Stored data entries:
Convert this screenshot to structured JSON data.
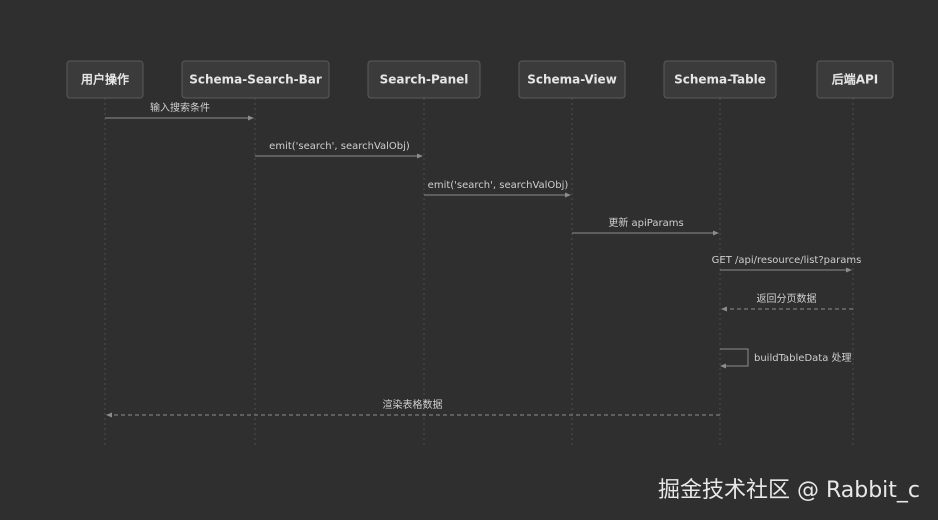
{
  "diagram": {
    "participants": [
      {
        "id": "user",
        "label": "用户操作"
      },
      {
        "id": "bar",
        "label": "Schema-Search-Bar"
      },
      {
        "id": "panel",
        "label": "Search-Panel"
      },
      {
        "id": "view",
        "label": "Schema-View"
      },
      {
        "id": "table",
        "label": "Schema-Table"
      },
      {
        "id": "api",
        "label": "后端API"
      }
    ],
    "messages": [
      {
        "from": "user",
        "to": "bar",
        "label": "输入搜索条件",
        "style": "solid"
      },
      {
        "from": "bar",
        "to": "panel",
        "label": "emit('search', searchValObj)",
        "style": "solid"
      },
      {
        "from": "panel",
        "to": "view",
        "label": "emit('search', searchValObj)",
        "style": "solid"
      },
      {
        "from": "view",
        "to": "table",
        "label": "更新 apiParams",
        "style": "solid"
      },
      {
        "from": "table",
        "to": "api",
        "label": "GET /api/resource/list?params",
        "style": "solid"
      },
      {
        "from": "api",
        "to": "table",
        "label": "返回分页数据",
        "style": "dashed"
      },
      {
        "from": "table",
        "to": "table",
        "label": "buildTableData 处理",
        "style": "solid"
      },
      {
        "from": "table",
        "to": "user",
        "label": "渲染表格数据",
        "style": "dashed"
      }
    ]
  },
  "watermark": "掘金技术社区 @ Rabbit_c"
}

==

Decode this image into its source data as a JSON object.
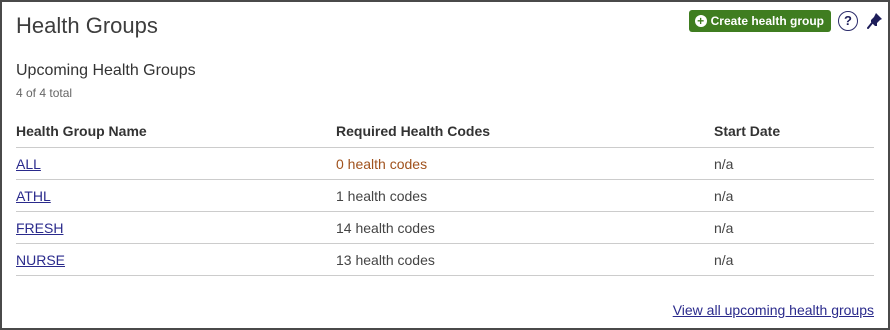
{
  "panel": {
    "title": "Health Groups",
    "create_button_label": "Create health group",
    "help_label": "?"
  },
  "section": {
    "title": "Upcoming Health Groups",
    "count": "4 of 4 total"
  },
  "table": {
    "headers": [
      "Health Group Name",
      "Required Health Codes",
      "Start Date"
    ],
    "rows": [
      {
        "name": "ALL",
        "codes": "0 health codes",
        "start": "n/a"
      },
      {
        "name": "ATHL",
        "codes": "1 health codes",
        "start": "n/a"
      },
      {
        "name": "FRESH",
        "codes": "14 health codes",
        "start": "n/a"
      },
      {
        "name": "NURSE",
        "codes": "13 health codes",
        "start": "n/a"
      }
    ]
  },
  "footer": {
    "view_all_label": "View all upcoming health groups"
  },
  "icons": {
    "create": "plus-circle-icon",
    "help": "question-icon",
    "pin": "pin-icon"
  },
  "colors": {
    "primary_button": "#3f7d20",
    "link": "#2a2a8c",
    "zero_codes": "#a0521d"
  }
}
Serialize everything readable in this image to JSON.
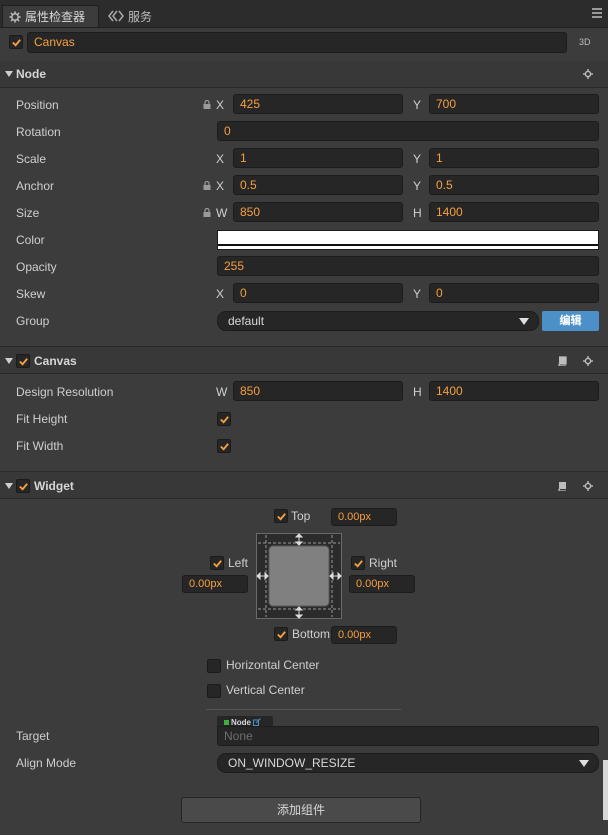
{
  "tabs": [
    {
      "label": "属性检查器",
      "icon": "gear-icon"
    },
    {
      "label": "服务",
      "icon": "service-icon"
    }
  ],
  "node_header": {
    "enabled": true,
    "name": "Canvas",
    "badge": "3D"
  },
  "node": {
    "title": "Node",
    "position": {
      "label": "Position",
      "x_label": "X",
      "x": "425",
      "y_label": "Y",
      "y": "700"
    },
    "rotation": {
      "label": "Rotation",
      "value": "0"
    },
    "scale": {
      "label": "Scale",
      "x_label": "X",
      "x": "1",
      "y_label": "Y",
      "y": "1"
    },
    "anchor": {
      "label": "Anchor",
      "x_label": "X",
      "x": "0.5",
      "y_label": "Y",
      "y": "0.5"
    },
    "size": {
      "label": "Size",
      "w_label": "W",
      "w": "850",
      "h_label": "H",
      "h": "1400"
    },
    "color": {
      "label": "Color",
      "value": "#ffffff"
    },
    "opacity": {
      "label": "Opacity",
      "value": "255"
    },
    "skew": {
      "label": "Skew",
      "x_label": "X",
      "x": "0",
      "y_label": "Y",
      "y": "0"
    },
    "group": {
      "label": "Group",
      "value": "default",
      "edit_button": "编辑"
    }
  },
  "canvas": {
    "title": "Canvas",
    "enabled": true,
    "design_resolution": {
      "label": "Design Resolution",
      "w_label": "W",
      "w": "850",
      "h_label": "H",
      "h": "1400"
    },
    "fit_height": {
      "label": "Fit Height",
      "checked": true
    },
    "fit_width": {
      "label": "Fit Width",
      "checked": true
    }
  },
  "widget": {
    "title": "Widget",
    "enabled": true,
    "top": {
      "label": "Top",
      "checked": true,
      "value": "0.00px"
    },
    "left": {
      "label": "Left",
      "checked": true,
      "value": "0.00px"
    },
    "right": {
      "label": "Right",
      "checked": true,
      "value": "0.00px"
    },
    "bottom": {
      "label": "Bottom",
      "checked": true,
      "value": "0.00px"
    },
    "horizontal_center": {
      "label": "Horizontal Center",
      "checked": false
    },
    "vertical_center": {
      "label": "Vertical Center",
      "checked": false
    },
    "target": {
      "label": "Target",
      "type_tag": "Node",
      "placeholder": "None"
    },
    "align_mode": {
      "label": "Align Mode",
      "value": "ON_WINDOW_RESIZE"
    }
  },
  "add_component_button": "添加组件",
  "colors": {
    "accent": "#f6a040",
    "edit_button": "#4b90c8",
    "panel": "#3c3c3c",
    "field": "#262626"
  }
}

▸ PROBLEM TO WORK ON:
From the data, list each line in which the string "image" appears.

▸ TASK RESULT:
Decode this image into its source data as a JSON object.
Serialize everything readable in this image to JSON.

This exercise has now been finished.